[Lines of data]
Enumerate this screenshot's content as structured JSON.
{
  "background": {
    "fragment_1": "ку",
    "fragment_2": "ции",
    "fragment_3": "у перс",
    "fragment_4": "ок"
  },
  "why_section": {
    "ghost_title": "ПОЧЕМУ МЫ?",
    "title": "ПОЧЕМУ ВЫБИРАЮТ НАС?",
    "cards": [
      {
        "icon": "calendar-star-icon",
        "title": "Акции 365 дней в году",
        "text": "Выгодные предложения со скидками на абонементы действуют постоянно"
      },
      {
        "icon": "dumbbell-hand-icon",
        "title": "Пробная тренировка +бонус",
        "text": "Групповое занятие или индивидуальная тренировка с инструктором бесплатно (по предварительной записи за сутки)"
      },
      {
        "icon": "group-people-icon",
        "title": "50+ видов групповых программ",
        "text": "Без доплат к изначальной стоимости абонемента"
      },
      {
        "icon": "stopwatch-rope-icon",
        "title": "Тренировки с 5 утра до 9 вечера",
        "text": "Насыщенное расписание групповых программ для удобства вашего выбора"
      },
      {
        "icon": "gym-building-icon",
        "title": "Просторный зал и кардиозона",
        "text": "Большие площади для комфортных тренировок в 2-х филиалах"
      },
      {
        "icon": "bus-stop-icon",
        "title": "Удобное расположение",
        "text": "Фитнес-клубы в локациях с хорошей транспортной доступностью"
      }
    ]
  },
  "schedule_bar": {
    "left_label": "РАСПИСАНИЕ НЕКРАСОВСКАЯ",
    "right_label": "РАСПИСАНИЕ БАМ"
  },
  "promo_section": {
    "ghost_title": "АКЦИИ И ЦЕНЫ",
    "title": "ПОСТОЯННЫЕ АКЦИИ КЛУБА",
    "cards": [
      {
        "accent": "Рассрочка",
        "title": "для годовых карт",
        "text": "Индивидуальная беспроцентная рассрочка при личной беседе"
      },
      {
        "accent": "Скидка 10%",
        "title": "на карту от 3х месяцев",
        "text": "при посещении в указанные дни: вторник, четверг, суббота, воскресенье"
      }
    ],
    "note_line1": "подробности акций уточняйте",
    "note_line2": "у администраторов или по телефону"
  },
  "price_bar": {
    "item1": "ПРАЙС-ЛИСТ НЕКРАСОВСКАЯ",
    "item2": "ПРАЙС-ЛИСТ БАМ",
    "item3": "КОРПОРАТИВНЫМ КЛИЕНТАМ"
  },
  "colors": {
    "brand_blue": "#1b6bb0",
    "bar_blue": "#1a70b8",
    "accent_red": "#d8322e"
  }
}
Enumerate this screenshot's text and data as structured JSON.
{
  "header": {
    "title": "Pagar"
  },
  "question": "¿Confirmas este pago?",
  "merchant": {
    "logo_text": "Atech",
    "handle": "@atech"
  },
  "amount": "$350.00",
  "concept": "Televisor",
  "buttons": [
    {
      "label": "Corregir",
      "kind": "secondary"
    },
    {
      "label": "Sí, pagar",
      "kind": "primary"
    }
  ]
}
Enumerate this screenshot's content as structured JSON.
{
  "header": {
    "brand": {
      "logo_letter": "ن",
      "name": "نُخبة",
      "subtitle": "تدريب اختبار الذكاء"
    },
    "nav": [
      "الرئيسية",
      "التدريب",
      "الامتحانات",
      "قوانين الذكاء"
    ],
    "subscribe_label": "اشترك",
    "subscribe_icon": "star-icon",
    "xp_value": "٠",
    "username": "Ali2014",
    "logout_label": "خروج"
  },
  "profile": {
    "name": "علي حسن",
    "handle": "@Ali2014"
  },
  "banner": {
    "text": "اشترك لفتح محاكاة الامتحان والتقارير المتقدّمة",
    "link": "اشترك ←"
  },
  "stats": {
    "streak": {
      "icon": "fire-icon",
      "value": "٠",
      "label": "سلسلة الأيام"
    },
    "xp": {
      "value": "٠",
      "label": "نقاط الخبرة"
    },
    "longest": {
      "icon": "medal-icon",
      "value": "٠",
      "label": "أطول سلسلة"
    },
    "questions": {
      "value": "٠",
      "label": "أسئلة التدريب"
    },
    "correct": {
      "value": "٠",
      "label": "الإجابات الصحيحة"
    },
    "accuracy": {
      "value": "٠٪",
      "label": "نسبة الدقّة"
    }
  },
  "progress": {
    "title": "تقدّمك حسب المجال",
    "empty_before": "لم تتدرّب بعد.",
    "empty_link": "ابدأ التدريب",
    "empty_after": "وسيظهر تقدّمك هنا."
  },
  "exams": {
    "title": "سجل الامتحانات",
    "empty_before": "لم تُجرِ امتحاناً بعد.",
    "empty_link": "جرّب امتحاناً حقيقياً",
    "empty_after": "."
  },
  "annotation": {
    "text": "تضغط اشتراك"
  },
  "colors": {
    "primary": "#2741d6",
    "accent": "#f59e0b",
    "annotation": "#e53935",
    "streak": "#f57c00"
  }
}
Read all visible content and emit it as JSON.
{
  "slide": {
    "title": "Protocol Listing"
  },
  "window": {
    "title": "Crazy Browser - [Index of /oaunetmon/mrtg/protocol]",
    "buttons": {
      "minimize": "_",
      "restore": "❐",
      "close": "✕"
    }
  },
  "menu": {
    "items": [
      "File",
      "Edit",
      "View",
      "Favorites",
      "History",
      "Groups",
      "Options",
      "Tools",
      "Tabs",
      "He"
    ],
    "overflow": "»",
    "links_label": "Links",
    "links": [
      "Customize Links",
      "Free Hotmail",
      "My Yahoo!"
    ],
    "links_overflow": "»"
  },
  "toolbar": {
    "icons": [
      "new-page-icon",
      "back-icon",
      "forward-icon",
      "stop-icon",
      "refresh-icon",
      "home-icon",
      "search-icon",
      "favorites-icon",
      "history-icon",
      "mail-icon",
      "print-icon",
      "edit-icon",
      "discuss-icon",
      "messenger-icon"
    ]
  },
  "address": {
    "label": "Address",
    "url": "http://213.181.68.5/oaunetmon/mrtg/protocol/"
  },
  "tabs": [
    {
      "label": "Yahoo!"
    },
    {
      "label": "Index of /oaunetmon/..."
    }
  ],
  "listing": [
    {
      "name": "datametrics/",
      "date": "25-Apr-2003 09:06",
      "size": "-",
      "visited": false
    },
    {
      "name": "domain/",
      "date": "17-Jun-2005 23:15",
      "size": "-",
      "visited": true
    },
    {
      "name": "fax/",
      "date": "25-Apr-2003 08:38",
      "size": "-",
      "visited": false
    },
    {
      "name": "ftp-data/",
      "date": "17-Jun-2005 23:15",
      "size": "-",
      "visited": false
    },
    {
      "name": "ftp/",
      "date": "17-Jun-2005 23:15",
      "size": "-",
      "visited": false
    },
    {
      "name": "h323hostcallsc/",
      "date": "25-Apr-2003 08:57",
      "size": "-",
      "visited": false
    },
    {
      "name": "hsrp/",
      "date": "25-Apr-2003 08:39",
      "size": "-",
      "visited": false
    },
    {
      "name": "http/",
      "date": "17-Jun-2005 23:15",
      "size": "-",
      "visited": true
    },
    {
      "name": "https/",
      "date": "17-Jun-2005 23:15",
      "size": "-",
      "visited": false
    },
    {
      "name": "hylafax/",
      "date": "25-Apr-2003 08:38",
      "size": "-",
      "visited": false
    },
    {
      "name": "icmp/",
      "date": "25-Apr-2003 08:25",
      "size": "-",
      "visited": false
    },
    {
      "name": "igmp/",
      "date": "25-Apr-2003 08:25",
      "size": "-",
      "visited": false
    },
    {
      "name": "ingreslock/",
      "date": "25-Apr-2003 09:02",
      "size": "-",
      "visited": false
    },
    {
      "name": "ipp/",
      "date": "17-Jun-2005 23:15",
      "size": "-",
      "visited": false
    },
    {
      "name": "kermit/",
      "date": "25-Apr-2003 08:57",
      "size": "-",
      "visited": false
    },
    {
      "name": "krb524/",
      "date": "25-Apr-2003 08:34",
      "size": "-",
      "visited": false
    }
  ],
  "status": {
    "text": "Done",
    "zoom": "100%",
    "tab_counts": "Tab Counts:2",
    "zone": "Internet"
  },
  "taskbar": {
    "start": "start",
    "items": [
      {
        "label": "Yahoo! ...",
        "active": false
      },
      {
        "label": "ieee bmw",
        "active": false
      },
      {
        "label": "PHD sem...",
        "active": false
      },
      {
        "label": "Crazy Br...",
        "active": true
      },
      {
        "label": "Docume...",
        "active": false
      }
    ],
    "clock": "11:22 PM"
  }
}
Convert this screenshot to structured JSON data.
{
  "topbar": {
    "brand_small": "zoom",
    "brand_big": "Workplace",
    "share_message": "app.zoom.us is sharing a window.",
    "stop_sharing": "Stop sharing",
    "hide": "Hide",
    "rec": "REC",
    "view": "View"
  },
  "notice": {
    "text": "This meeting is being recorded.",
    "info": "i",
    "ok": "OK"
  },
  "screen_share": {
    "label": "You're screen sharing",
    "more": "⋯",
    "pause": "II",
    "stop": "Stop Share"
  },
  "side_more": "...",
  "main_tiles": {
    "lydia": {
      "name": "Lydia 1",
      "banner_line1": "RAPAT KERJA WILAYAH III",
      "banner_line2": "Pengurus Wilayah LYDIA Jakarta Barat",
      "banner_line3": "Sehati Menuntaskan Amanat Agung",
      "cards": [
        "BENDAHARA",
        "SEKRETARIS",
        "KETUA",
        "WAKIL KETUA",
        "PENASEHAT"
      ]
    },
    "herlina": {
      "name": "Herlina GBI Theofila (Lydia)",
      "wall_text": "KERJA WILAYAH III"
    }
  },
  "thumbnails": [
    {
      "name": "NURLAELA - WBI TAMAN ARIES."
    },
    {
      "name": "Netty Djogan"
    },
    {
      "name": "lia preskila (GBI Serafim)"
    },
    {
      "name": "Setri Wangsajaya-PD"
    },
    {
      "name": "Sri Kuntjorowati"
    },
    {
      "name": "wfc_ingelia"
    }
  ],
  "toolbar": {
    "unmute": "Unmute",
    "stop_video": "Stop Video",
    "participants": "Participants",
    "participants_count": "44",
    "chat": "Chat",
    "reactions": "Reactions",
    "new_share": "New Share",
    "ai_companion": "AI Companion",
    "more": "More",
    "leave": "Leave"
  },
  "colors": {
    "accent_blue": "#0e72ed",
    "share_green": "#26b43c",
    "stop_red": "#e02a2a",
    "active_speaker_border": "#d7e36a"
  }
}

> [Directive]: Of all the lines in the listing above, how many contain the word "sharing"? Answer with the number alone.

> [Exercise output]: 3